*EXERCISE GOAL:* Locate each line in the records containing "Role". Copy it.

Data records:
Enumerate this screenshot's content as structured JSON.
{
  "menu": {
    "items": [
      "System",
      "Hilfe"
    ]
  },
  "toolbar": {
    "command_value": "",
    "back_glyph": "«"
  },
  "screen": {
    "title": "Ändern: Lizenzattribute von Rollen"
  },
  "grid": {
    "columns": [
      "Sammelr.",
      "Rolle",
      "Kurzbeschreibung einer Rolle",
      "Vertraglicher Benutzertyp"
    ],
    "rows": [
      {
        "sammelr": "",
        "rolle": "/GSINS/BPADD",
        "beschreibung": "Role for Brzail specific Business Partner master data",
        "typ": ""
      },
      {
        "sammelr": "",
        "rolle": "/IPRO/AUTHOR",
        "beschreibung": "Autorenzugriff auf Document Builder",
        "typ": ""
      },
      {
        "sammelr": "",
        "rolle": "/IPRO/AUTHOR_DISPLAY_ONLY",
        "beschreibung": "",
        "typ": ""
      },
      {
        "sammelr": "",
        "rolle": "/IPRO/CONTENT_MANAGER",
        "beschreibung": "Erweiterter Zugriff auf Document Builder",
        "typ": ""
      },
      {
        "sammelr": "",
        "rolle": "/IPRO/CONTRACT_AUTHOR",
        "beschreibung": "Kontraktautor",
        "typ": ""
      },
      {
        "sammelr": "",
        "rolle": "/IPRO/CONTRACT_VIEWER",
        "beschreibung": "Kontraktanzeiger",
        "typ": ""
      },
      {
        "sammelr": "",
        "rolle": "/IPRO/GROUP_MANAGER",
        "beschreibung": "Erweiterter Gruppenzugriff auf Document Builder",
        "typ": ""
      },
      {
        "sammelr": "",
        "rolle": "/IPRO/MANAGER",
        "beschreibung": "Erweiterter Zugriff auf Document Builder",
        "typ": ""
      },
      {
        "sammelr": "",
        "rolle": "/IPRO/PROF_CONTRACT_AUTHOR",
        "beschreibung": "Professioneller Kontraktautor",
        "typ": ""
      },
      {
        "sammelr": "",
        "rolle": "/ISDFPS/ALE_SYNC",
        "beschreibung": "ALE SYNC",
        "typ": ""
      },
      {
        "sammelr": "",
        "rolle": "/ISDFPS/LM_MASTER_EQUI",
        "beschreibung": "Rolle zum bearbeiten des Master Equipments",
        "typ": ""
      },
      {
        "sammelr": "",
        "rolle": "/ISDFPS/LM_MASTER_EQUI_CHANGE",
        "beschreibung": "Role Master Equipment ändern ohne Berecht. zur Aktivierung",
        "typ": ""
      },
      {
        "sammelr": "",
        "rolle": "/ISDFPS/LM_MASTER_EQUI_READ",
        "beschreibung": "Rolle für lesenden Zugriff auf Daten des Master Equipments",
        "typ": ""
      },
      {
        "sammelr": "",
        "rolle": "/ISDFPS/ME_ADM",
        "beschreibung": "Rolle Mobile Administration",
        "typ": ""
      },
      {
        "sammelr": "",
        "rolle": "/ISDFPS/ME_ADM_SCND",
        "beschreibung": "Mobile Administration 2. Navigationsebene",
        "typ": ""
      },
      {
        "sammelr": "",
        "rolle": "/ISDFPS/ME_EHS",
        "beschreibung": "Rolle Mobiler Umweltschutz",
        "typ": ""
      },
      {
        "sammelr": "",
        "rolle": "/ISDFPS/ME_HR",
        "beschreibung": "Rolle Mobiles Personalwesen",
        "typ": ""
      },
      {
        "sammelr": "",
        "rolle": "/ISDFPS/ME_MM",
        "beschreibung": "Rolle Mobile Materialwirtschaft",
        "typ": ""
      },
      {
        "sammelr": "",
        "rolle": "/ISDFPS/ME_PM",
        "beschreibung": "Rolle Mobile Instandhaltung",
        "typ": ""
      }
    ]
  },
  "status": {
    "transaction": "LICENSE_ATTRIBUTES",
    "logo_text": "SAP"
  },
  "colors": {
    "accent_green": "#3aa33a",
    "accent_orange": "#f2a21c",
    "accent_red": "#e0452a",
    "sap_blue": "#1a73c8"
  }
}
--
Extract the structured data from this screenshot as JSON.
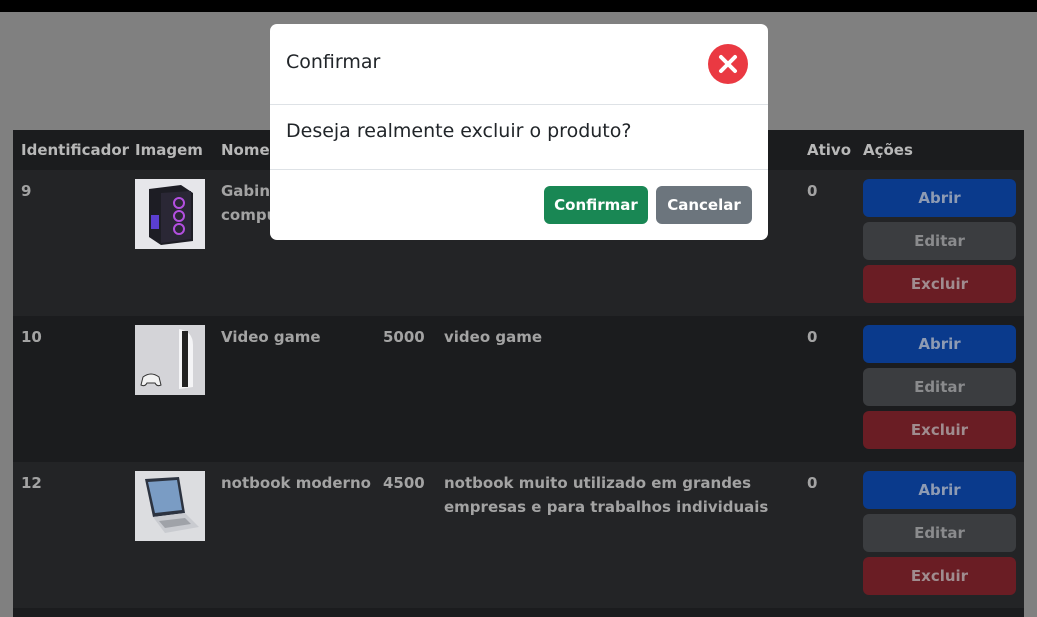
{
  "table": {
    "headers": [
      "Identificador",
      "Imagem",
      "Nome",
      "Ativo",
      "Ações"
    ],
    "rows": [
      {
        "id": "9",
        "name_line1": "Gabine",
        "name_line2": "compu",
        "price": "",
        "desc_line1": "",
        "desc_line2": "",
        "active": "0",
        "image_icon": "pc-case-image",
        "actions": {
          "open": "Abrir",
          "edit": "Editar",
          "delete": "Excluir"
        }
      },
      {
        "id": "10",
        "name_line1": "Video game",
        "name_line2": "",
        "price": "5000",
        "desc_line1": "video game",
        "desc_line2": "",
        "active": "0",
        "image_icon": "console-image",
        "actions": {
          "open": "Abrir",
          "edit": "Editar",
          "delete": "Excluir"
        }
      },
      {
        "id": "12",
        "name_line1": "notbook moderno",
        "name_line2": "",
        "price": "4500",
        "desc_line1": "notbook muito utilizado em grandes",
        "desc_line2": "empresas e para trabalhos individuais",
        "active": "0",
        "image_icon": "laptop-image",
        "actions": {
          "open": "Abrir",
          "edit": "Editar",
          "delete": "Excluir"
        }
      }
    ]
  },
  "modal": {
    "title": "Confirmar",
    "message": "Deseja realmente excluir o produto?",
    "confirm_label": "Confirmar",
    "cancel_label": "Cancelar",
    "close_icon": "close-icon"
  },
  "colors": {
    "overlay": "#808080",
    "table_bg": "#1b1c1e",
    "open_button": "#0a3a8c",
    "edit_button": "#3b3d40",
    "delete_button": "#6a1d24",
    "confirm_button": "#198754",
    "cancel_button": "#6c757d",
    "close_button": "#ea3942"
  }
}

*RESPONSE TO THE TASK:*
        "beschreibung": "Role for Brzail specific Business Partner master data",
        "beschreibung": "Role Master Equipment ändern ohne Berecht. zur Aktivierung",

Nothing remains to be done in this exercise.